Collect every line in the records below that contains the word "Batch".

**DATA EXTRACT**
<<<<

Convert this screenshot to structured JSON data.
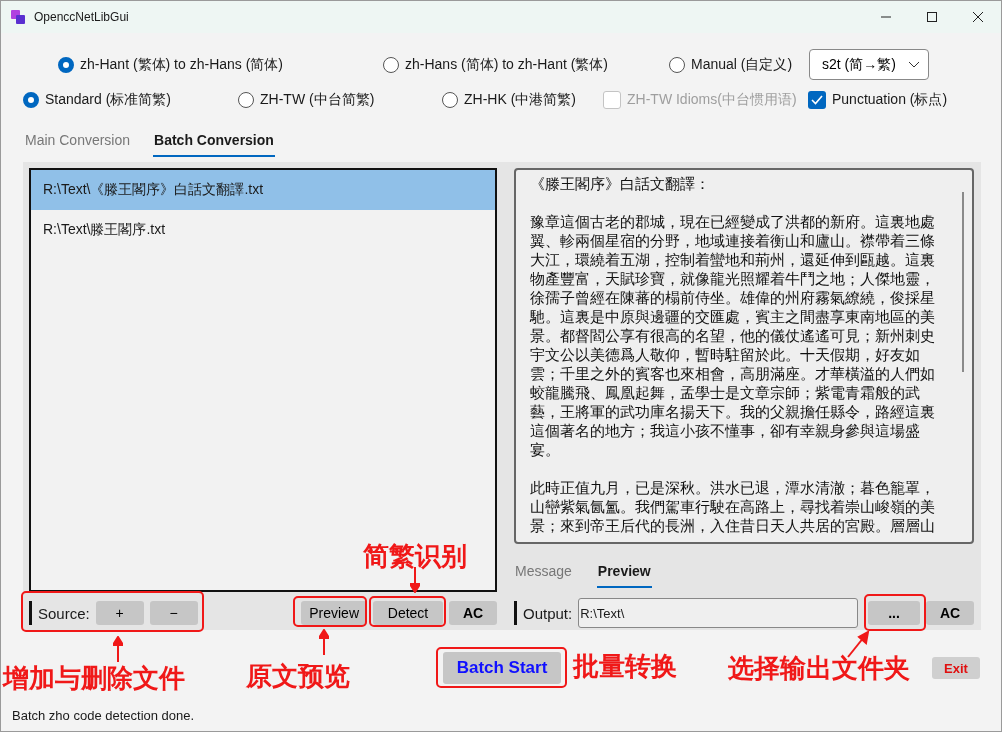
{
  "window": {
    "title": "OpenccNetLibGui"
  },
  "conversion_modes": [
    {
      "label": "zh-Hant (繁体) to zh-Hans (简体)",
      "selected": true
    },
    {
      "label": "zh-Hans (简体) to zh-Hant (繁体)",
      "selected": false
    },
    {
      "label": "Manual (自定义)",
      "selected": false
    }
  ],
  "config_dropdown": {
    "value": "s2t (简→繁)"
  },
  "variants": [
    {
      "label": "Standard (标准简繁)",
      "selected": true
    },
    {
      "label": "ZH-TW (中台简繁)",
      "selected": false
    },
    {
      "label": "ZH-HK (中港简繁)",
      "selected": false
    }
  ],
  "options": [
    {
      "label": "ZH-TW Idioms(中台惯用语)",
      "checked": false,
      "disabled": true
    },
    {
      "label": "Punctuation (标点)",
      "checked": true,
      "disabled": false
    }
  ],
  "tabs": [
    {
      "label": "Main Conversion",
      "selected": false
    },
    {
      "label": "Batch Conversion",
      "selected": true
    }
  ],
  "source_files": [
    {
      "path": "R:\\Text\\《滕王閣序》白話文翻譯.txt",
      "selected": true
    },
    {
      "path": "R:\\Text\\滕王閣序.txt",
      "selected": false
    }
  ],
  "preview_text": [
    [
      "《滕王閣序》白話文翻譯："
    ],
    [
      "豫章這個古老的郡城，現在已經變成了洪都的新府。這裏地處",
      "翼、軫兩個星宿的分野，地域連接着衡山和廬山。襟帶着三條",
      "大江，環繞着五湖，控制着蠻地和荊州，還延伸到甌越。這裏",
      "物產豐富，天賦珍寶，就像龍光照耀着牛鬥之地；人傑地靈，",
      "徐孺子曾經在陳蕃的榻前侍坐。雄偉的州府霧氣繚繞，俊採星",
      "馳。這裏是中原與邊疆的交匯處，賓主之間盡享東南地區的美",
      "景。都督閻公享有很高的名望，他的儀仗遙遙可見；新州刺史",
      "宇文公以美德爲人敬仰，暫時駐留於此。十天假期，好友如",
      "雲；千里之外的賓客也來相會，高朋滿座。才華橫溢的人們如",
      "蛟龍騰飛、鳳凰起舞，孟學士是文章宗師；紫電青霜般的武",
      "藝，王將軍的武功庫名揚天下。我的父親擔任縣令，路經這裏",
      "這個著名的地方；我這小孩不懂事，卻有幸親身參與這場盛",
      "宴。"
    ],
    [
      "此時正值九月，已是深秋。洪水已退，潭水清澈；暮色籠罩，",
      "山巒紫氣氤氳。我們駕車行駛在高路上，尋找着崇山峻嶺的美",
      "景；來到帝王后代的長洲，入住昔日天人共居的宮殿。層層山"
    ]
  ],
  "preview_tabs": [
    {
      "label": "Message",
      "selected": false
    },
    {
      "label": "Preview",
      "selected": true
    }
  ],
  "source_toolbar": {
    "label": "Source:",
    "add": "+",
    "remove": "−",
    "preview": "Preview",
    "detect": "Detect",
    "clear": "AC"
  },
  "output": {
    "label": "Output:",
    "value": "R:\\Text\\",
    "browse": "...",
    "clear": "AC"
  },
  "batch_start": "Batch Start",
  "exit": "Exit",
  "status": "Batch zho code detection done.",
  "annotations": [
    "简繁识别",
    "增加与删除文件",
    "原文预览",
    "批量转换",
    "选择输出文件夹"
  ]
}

>>>>

**THE RESPONSE**
      "label": "Batch Conversion",
  "batch_start": "Batch Start",
  "status": "Batch zho code detection done.",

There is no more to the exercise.